### Stated problem
Lay out every line of the entries below as a Markdown table with the columns Row and Line. Number the rows in order and leave out blank lines.

### Stored records
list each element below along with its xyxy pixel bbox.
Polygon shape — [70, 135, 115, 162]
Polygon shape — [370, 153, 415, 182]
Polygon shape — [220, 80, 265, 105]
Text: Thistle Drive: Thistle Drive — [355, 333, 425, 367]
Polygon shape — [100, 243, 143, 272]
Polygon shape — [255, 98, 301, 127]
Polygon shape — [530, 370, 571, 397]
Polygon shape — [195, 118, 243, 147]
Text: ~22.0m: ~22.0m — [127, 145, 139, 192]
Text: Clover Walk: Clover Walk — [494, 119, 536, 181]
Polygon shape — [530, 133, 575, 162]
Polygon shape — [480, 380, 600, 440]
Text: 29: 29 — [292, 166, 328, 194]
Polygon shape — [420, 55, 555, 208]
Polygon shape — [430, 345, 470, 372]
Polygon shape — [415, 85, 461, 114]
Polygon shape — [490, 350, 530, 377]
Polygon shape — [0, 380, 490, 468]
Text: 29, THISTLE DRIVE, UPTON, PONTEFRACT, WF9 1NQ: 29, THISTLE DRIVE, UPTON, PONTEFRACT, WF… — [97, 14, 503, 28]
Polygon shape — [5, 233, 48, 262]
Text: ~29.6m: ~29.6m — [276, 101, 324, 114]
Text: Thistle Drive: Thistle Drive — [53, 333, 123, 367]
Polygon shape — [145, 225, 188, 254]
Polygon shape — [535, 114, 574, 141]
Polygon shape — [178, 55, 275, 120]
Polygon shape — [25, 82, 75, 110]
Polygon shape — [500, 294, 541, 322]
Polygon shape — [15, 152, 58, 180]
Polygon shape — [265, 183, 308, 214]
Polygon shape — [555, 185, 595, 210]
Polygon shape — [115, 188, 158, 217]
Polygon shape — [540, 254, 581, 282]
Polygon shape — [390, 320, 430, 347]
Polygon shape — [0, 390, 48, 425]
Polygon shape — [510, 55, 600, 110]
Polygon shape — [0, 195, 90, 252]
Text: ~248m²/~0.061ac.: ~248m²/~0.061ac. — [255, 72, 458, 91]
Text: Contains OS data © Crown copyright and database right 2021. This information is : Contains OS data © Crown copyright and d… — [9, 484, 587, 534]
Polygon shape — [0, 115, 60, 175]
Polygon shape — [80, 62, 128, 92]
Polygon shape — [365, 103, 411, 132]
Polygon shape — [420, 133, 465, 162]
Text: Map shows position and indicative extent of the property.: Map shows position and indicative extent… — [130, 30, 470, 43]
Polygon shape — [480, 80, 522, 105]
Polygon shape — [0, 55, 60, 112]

### Solution to this task
| Row | Line |
|---|---|
| 1 | list each element below along with its xyxy pixel bbox. |
| 2 | Polygon shape — [70, 135, 115, 162] |
| 3 | Polygon shape — [370, 153, 415, 182] |
| 4 | Polygon shape — [220, 80, 265, 105] |
| 5 | Text: Thistle Drive: Thistle Drive — [355, 333, 425, 367] |
| 6 | Polygon shape — [100, 243, 143, 272] |
| 7 | Polygon shape — [255, 98, 301, 127] |
| 8 | Polygon shape — [530, 370, 571, 397] |
| 9 | Polygon shape — [195, 118, 243, 147] |
| 10 | Text: ~22.0m: ~22.0m — [127, 145, 139, 192] |
| 11 | Text: Clover Walk: Clover Walk — [494, 119, 536, 181] |
| 12 | Polygon shape — [530, 133, 575, 162] |
| 13 | Polygon shape — [480, 380, 600, 440] |
| 14 | Text: 29: 29 — [292, 166, 328, 194] |
| 15 | Polygon shape — [420, 55, 555, 208] |
| 16 | Polygon shape — [430, 345, 470, 372] |
| 17 | Polygon shape — [415, 85, 461, 114] |
| 18 | Polygon shape — [490, 350, 530, 377] |
| 19 | Polygon shape — [0, 380, 490, 468] |
| 20 | Text: 29, THISTLE DRIVE, UPTON, PONTEFRACT, WF9 1NQ: 29, THISTLE DRIVE, UPTON, PONTEFRACT, WF… — [97, 14, 503, 28] |
| 21 | Polygon shape — [5, 233, 48, 262] |
| 22 | Text: ~29.6m: ~29.6m — [276, 101, 324, 114] |
| 23 | Text: Thistle Drive: Thistle Drive — [53, 333, 123, 367] |
| 24 | Polygon shape — [145, 225, 188, 254] |
| 25 | Polygon shape — [535, 114, 574, 141] |
| 26 | Polygon shape — [178, 55, 275, 120] |
| 27 | Polygon shape — [25, 82, 75, 110] |
| 28 | Polygon shape — [500, 294, 541, 322] |
| 29 | Polygon shape — [15, 152, 58, 180] |
| 30 | Polygon shape — [265, 183, 308, 214] |
| 31 | Polygon shape — [555, 185, 595, 210] |
| 32 | Polygon shape — [115, 188, 158, 217] |
| 33 | Polygon shape — [540, 254, 581, 282] |
| 34 | Polygon shape — [390, 320, 430, 347] |
| 35 | Polygon shape — [0, 390, 48, 425] |
| 36 | Polygon shape — [510, 55, 600, 110] |
| 37 | Polygon shape — [0, 195, 90, 252] |
| 38 | Text: ~248m²/~0.061ac.: ~248m²/~0.061ac. — [255, 72, 458, 91] |
| 39 | Text: Contains OS data © Crown copyright and database right 2021. This information is : Contains OS data © Crown copyright and d… — [9, 484, 587, 534] |
| 40 | Polygon shape — [0, 115, 60, 175] |
| 41 | Polygon shape — [80, 62, 128, 92] |
| 42 | Polygon shape — [365, 103, 411, 132] |
| 43 | Polygon shape — [420, 133, 465, 162] |
| 44 | Text: Map shows position and indicative extent of the property.: Map shows position and indicative extent… — [130, 30, 470, 43] |
| 45 | Polygon shape — [480, 80, 522, 105] |
| 46 | Polygon shape — [0, 55, 60, 112] |